> [TEXT BLOCK]
Dean Rasheed <dean.a.rasheed@gmail.com> writes:
> This fixes an overflow error when using the numeric * operator if the
> result has more than 16383 digits after the decimal point by rounding
> the result. Overflow errors should only occur if the result has too
> many digits *before* the decimal point.

I think this needs a bit more thought.  Before, a case like
    select 1e-16000 * 1e-16000;
produced
    ERROR:  value overflows numeric format
Now you get an exact zero (with a lot of trailing zeroes, but still
it's just zero).  Doesn't that represent catastrophic loss of
precision?

In general, I'm disturbed that we just threw away the previous
promise that numeric multiplication results were exact.  That
seems like a pretty fundamental property --- which is stated
in so many words in the manual, btw --- and I'm not sure I want
to give it up.

            regards, tom lane

On Sat, 10 Jul 2021 at 16:01, Tom Lane <tgl@sss.pgh.pa.us> wrote:
>
> I think this needs a bit more thought.  Before, a case like
>         select 1e-16000 * 1e-16000;
> produced
>         ERROR:  value overflows numeric format
> Now you get an exact zero (with a lot of trailing zeroes, but still
> it's just zero).  Doesn't that represent catastrophic loss of
> precision?

Hmm, "overflow" isn't a great result for that case either. Zero is the
closest we can get to the exact result with a fixed number of digits
after the decimal point.

> In general, I'm disturbed that we just threw away the previous
> promise that numeric multiplication results were exact.  That
> seems like a pretty fundamental property --- which is stated
> in so many words in the manual, btw --- and I'm not sure I want
> to give it up.

Perhaps we should amend the statement about numeric multiplication to
say that it's exact within the limits of the numeric type's supported
scale, which we also document in the manual as 16383.

That seems a lot better than throwing an overflow error for a result
that isn't very big, which limits what's possible with numeric
multiplication to much less than 16383 digits.

Regards,
Dean

> [INSTRUCTION A]
Copy every row in Block 1 word for word, keeping the original order.

> [GIVEN ENTRIES]
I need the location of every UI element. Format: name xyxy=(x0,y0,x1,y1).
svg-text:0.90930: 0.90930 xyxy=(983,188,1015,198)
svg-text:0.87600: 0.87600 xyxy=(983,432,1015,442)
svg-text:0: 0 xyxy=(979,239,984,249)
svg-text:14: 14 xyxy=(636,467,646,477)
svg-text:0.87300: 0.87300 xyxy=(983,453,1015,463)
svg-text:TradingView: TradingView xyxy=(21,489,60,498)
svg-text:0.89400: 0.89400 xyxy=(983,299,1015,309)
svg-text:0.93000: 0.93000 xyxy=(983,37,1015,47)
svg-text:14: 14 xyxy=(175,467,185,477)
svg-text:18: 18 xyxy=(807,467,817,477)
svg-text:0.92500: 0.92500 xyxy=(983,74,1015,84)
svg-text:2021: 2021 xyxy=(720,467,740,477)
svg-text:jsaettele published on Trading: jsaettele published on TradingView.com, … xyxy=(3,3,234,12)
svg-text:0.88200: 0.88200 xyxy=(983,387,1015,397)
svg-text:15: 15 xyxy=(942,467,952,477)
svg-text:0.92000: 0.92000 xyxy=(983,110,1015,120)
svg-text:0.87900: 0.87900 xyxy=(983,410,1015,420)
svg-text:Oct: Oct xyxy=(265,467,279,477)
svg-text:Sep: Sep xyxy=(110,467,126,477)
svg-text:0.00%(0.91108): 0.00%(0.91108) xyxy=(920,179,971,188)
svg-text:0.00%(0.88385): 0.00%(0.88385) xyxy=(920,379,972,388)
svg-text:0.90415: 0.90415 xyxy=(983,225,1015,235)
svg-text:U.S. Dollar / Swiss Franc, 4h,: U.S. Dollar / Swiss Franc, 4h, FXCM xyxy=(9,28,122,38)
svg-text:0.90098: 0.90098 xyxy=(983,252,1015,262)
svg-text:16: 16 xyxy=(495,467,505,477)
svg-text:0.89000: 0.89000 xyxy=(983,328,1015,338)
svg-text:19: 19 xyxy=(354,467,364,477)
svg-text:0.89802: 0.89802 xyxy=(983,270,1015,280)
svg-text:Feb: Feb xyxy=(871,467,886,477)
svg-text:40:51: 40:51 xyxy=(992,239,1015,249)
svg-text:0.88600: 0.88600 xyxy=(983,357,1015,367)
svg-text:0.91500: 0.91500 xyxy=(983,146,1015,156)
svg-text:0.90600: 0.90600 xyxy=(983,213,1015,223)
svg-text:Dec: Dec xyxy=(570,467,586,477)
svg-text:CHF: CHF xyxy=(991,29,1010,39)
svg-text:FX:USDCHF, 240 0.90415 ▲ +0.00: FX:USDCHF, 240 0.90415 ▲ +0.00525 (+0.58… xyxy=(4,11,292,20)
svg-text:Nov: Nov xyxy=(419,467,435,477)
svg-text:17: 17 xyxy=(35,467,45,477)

> [INSTRUCTION B]
In the mailing-list thread about numeric multiplication above, list every sentence in the reply signed "Dean" that does not sit on a quoted line beginning with ">".

> [FINAL RESULT A]
I need the location of every UI element. Format: name xyxy=(x0,y0,x1,y1).
svg-text:0.90930: 0.90930 xyxy=(983,188,1015,198)
svg-text:0.87600: 0.87600 xyxy=(983,432,1015,442)
svg-text:0: 0 xyxy=(979,239,984,249)
svg-text:14: 14 xyxy=(636,467,646,477)
svg-text:0.87300: 0.87300 xyxy=(983,453,1015,463)
svg-text:TradingView: TradingView xyxy=(21,489,60,498)
svg-text:0.89400: 0.89400 xyxy=(983,299,1015,309)
svg-text:0.93000: 0.93000 xyxy=(983,37,1015,47)
svg-text:14: 14 xyxy=(175,467,185,477)
svg-text:18: 18 xyxy=(807,467,817,477)
svg-text:0.92500: 0.92500 xyxy=(983,74,1015,84)
svg-text:2021: 2021 xyxy=(720,467,740,477)
svg-text:jsaettele published on Trading: jsaettele published on TradingView.com, … xyxy=(3,3,234,12)
svg-text:0.88200: 0.88200 xyxy=(983,387,1015,397)
svg-text:15: 15 xyxy=(942,467,952,477)
svg-text:0.92000: 0.92000 xyxy=(983,110,1015,120)
svg-text:0.87900: 0.87900 xyxy=(983,410,1015,420)
svg-text:Oct: Oct xyxy=(265,467,279,477)
svg-text:Sep: Sep xyxy=(110,467,126,477)
svg-text:0.00%(0.91108): 0.00%(0.91108) xyxy=(920,179,971,188)
svg-text:0.00%(0.88385): 0.00%(0.88385) xyxy=(920,379,972,388)
svg-text:0.90415: 0.90415 xyxy=(983,225,1015,235)
svg-text:U.S. Dollar / Swiss Franc, 4h,: U.S. Dollar / Swiss Franc, 4h, FXCM xyxy=(9,28,122,38)
svg-text:0.90098: 0.90098 xyxy=(983,252,1015,262)
svg-text:16: 16 xyxy=(495,467,505,477)
svg-text:0.89000: 0.89000 xyxy=(983,328,1015,338)
svg-text:19: 19 xyxy=(354,467,364,477)
svg-text:0.89802: 0.89802 xyxy=(983,270,1015,280)
svg-text:Feb: Feb xyxy=(871,467,886,477)
svg-text:40:51: 40:51 xyxy=(992,239,1015,249)
svg-text:0.88600: 0.88600 xyxy=(983,357,1015,367)
svg-text:0.91500: 0.91500 xyxy=(983,146,1015,156)
svg-text:0.90600: 0.90600 xyxy=(983,213,1015,223)
svg-text:Dec: Dec xyxy=(570,467,586,477)
svg-text:CHF: CHF xyxy=(991,29,1010,39)
svg-text:FX:USDCHF, 240 0.90415 ▲ +0.00: FX:USDCHF, 240 0.90415 ▲ +0.00525 (+0.58… xyxy=(4,11,292,20)
svg-text:Nov: Nov xyxy=(419,467,435,477)
svg-text:17: 17 xyxy=(35,467,45,477)

> [FINAL RESULT B]
- Hmm, "overflow" isn't a great result for that case either.
- Zero is the closest we can get to the exact result with a fixed number of digits after the decimal point.
- Perhaps we should amend the statement about numeric multiplication to say that it's exact within the limits of the numeric type's supported scale, which we also document in the manual as 16383.
- That seems a lot better than throwing an overflow error for a result that isn't very big, which limits what's possible with numeric multiplication to much less than 16383 digits.